#### TO DO:
Copy out all the lines in the records that include the word "LYME".

#### GIVEN INFORMATION:
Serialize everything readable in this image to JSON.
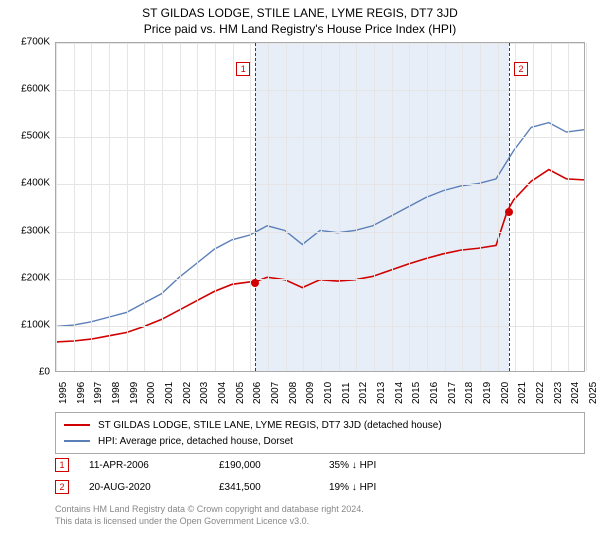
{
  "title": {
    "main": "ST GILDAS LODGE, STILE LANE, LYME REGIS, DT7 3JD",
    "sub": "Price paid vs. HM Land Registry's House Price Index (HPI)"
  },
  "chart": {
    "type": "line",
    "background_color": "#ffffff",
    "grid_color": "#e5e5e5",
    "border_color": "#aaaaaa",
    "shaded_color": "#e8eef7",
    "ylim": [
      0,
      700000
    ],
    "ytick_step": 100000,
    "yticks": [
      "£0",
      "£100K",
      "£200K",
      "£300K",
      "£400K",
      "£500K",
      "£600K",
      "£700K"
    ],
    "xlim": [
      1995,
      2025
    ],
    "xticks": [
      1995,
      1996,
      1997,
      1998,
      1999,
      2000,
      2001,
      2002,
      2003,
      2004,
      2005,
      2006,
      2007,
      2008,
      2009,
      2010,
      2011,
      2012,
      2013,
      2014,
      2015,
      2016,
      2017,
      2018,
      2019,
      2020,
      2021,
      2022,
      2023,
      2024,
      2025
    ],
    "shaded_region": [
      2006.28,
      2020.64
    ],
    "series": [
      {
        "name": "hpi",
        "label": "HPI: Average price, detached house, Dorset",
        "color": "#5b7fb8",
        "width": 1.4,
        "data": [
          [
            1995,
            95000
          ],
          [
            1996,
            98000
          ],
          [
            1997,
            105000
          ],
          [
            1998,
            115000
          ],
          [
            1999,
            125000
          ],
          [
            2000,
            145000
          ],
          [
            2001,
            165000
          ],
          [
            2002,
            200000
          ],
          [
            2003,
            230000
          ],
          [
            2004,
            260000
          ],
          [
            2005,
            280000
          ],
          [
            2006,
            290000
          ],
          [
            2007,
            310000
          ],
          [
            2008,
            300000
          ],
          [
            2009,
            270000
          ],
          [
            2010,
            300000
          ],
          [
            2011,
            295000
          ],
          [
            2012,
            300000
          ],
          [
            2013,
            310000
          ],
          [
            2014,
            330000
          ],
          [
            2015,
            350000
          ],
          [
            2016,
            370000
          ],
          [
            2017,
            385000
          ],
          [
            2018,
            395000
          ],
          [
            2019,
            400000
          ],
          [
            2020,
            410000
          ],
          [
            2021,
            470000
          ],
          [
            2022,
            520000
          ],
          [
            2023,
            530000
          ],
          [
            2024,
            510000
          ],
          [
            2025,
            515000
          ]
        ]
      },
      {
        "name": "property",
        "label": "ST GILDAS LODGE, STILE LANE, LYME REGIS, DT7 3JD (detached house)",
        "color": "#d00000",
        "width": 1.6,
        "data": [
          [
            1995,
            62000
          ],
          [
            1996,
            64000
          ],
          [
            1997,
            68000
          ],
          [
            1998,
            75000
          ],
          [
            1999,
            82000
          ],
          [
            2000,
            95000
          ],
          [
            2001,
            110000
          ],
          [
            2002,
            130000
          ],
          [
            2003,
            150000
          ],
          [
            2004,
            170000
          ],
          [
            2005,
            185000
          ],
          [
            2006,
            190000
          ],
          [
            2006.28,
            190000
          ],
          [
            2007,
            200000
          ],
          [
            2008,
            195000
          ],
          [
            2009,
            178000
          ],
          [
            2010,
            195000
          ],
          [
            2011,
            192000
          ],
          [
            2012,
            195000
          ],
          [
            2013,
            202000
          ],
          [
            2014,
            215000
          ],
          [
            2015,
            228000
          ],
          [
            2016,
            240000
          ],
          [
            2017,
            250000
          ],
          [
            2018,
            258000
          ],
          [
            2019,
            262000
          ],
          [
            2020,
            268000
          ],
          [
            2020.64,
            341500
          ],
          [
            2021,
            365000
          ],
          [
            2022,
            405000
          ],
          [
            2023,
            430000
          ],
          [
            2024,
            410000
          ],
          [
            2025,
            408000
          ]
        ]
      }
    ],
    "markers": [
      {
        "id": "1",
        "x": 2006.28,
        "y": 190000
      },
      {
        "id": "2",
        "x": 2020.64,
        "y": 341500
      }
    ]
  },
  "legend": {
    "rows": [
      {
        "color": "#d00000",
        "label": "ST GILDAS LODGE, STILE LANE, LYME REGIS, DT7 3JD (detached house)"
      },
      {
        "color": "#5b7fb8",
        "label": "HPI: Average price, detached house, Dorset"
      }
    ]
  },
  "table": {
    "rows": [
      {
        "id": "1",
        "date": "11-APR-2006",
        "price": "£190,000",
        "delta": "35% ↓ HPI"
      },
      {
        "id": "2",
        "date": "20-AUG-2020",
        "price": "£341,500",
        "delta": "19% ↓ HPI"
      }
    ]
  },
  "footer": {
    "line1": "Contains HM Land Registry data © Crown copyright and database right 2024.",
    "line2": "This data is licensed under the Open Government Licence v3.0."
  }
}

#### WRITTEN ANSWER:
    "main": "ST GILDAS LODGE, STILE LANE, LYME REGIS, DT7 3JD",
        "label": "ST GILDAS LODGE, STILE LANE, LYME REGIS, DT7 3JD (detached house)",
        "label": "ST GILDAS LODGE, STILE LANE, LYME REGIS, DT7 3JD (detached house)"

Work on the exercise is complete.